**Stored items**
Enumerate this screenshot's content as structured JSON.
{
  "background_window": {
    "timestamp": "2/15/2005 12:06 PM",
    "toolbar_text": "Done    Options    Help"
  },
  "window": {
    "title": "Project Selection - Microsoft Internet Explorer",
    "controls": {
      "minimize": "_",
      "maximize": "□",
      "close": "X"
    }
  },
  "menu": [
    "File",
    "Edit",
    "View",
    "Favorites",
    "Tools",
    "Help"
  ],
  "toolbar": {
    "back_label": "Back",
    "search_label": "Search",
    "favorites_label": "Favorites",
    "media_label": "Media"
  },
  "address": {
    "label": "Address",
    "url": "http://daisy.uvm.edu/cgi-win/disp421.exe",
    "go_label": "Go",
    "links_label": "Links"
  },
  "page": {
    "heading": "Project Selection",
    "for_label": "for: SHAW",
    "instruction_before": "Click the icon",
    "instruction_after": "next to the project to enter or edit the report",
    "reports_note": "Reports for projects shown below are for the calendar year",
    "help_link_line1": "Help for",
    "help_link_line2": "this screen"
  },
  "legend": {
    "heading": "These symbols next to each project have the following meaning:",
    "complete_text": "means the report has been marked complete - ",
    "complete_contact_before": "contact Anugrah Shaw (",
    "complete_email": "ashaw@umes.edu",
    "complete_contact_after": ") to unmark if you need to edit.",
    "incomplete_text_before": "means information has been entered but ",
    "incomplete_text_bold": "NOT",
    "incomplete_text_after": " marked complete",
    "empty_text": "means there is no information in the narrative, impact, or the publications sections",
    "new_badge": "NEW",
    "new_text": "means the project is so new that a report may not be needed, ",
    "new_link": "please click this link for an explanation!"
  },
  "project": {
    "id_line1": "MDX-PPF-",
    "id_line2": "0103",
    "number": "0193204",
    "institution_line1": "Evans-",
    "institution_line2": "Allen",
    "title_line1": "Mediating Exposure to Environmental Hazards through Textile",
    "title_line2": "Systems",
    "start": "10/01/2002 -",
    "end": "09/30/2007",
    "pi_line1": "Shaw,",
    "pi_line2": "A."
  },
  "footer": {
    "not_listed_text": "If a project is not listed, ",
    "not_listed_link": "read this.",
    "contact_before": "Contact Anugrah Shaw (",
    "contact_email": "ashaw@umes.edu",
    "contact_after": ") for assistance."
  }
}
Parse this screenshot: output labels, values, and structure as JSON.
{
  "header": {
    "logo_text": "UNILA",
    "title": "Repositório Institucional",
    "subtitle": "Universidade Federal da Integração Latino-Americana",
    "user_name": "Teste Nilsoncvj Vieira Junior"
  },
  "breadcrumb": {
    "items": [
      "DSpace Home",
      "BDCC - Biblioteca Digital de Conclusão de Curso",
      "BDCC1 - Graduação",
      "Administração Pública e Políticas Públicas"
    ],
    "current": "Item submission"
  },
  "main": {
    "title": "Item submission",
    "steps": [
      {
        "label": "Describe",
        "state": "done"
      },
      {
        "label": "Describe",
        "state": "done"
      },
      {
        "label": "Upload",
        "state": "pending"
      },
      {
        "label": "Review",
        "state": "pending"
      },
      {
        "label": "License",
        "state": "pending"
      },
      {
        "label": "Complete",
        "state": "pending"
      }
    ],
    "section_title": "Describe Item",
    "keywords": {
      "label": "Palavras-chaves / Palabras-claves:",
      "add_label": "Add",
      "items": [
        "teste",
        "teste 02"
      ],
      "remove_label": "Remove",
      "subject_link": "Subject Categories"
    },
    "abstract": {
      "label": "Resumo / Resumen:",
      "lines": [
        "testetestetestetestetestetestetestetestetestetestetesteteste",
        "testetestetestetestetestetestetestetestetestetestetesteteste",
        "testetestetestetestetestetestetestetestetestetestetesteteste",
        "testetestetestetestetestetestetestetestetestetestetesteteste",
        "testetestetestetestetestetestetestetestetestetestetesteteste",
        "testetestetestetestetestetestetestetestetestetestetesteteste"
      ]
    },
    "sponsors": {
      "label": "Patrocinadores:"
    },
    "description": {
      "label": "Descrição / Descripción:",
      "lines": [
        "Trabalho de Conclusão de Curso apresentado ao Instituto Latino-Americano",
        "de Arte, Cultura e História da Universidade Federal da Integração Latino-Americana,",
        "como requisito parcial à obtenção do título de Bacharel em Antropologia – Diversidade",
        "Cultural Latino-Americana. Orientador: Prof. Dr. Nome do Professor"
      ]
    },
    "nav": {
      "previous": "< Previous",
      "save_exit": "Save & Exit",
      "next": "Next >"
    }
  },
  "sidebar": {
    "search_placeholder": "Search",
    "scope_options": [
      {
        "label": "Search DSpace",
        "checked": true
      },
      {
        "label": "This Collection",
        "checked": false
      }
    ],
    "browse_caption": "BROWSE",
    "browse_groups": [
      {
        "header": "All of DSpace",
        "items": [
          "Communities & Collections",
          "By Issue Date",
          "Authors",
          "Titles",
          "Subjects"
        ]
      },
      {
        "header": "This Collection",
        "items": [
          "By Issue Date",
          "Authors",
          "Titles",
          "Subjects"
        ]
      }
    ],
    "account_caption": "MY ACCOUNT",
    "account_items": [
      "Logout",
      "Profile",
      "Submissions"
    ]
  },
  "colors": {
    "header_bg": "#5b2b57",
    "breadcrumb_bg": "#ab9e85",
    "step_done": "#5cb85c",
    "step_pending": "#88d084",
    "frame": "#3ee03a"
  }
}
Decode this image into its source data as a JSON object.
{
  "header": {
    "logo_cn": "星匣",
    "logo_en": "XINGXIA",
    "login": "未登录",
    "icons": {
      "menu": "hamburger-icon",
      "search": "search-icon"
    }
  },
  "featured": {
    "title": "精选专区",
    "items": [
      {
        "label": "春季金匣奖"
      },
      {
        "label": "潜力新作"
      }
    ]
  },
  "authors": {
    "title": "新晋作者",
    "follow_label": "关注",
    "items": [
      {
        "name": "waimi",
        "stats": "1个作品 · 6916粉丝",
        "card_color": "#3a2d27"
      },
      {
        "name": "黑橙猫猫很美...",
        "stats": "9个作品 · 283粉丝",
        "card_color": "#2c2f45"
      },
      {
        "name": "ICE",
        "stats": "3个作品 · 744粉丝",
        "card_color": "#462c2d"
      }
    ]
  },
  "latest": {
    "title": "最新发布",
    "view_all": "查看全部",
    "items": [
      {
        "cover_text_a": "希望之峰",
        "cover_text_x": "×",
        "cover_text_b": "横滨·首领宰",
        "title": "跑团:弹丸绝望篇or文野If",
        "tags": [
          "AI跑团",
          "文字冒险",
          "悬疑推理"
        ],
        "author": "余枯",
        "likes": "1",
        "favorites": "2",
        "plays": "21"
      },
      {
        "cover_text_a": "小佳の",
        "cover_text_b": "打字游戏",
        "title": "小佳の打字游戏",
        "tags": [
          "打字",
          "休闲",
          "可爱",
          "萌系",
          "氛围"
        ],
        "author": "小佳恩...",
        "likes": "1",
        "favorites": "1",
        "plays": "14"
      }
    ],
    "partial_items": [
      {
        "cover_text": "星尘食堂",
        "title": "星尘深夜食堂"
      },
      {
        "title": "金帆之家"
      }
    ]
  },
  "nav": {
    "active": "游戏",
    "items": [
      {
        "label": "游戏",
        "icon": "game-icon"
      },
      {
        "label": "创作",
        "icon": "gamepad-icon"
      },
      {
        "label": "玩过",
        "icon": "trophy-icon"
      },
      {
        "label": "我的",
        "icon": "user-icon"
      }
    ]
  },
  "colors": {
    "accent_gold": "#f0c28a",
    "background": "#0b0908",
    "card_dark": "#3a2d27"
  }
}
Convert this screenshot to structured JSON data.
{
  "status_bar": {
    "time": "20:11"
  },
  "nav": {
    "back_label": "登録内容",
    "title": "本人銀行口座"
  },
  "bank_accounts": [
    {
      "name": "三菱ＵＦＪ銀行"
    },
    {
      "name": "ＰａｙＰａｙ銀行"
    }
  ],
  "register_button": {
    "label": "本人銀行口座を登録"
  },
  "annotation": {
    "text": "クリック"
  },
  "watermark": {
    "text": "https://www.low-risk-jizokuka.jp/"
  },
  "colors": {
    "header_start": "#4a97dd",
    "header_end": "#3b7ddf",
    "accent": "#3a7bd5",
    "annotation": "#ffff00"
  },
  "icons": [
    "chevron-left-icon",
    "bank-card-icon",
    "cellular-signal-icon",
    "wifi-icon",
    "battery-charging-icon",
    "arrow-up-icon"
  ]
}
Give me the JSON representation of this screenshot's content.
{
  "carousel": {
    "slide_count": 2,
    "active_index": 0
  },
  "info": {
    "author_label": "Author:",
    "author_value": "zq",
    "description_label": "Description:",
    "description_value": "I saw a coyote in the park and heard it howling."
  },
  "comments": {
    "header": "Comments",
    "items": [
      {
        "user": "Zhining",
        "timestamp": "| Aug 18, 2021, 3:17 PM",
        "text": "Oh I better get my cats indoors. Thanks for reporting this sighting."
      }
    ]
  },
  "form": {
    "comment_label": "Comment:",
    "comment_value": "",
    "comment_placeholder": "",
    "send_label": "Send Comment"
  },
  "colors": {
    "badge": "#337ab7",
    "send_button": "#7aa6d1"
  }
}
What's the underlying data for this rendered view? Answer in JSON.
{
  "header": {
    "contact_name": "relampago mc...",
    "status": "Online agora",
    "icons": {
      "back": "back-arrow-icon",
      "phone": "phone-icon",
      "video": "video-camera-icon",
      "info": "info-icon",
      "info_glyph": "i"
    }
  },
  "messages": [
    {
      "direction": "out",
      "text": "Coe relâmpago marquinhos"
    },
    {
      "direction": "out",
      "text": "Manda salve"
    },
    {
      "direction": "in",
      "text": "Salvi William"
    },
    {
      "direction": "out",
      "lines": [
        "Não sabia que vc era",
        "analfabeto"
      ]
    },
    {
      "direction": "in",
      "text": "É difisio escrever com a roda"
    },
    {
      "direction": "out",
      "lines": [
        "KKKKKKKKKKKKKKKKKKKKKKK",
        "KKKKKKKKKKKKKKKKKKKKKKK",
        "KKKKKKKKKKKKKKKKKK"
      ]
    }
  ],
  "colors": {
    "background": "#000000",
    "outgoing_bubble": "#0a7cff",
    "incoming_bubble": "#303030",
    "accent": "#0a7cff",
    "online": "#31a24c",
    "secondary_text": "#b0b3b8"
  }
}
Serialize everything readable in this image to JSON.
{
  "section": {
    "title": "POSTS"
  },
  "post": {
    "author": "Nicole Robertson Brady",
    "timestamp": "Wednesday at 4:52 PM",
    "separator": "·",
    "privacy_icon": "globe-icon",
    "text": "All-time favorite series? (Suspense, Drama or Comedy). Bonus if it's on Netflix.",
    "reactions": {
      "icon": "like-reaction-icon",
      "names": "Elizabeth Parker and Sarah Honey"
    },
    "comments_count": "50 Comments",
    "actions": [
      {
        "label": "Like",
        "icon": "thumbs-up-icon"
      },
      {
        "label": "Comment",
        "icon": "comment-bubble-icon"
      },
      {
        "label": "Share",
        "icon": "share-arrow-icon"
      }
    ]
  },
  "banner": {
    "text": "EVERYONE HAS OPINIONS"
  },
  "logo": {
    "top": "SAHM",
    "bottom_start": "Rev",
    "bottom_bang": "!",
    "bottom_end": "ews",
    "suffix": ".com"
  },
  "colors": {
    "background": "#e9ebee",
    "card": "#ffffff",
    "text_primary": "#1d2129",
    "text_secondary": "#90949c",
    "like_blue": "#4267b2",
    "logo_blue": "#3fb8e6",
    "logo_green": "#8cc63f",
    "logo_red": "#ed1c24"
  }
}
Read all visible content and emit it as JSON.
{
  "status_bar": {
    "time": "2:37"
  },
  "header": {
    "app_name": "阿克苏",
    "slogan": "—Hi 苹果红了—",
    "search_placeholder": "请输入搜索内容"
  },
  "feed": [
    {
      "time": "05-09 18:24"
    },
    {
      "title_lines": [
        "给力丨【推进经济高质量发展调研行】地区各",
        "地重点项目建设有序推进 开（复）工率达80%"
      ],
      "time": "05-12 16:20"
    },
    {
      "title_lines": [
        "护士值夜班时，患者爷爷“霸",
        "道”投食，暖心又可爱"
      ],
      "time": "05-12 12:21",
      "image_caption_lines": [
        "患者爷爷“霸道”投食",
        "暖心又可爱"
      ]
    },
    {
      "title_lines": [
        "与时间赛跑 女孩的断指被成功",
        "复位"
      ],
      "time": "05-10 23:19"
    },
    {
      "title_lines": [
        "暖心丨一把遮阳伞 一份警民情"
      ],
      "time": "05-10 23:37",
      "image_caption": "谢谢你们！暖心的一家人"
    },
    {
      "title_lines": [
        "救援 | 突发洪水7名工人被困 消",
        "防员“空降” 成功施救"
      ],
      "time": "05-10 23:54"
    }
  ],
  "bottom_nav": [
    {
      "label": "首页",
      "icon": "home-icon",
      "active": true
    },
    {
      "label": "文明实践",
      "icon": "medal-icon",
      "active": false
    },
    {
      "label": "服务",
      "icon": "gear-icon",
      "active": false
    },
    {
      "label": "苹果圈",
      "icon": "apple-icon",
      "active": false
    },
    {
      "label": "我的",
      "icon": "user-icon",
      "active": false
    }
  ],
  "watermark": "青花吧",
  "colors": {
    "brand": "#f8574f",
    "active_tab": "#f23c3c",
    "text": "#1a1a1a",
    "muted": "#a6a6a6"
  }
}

**Exercise instructions**
Give the count of lines in the records that contain "DSpace", and no other text.

**Task answer**
3